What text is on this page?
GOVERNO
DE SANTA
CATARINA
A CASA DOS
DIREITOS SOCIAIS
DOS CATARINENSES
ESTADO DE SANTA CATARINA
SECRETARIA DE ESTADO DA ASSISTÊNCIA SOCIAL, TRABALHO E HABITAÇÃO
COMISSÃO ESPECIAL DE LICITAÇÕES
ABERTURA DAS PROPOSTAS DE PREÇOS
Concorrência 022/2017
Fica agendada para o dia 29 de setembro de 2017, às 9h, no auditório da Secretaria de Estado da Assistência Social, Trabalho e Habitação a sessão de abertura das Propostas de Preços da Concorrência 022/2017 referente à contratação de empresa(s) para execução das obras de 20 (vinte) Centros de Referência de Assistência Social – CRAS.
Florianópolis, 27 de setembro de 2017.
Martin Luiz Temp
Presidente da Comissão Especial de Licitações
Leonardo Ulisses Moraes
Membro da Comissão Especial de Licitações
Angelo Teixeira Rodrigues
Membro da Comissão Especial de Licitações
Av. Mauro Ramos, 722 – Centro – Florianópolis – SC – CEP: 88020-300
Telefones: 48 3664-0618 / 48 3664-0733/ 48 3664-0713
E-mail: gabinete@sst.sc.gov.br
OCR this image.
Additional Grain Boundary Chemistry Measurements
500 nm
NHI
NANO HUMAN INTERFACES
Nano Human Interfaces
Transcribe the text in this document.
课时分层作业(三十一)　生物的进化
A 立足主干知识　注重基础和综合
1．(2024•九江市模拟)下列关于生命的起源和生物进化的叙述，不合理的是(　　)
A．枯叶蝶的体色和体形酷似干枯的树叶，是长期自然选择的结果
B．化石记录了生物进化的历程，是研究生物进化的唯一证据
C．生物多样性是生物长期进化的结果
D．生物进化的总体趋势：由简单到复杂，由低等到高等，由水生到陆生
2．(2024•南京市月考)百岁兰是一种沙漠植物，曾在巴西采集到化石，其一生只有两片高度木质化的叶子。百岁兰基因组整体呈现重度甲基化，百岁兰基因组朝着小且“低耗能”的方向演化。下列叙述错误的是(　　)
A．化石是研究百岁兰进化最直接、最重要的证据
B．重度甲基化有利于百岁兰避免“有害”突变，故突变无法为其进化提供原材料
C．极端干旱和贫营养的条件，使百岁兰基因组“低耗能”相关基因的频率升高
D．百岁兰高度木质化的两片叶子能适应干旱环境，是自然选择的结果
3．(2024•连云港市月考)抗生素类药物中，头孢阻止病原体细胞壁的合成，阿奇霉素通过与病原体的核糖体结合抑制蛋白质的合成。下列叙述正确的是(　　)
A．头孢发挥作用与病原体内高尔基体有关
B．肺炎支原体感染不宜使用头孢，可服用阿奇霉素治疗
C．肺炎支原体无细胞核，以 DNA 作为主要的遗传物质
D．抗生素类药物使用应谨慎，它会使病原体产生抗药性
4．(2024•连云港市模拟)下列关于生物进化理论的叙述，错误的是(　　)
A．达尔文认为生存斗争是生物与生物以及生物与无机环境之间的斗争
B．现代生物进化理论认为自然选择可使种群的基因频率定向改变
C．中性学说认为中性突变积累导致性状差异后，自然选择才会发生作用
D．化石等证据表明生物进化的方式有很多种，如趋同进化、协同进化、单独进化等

____________

§ Exercise details: Repeat, without change, each line of the data above from the one that contains "OCR this image." through the final line, counting both.

§ Problem solution:
OCR this image.
Additional Grain Boundary Chemistry Measurements
500 nm
NHI
NANO HUMAN INTERFACES
Nano Human Interfaces
Transcribe the text in this document.
课时分层作业(三十一)　生物的进化
A 立足主干知识　注重基础和综合
1．(2024•九江市模拟)下列关于生命的起源和生物进化的叙述，不合理的是(　　)
A．枯叶蝶的体色和体形酷似干枯的树叶，是长期自然选择的结果
B．化石记录了生物进化的历程，是研究生物进化的唯一证据
C．生物多样性是生物长期进化的结果
D．生物进化的总体趋势：由简单到复杂，由低等到高等，由水生到陆生
2．(2024•南京市月考)百岁兰是一种沙漠植物，曾在巴西采集到化石，其一生只有两片高度木质化的叶子。百岁兰基因组整体呈现重度甲基化，百岁兰基因组朝着小且“低耗能”的方向演化。下列叙述错误的是(　　)
A．化石是研究百岁兰进化最直接、最重要的证据
B．重度甲基化有利于百岁兰避免“有害”突变，故突变无法为其进化提供原材料
C．极端干旱和贫营养的条件，使百岁兰基因组“低耗能”相关基因的频率升高
D．百岁兰高度木质化的两片叶子能适应干旱环境，是自然选择的结果
3．(2024•连云港市月考)抗生素类药物中，头孢阻止病原体细胞壁的合成，阿奇霉素通过与病原体的核糖体结合抑制蛋白质的合成。下列叙述正确的是(　　)
A．头孢发挥作用与病原体内高尔基体有关
B．肺炎支原体感染不宜使用头孢，可服用阿奇霉素治疗
C．肺炎支原体无细胞核，以 DNA 作为主要的遗传物质
D．抗生素类药物使用应谨慎，它会使病原体产生抗药性
4．(2024•连云港市模拟)下列关于生物进化理论的叙述，错误的是(　　)
A．达尔文认为生存斗争是生物与生物以及生物与无机环境之间的斗争
B．现代生物进化理论认为自然选择可使种群的基因频率定向改变
C．中性学说认为中性突变积累导致性状差异后，自然选择才会发生作用
D．化石等证据表明生物进化的方式有很多种，如趋同进化、协同进化、单独进化等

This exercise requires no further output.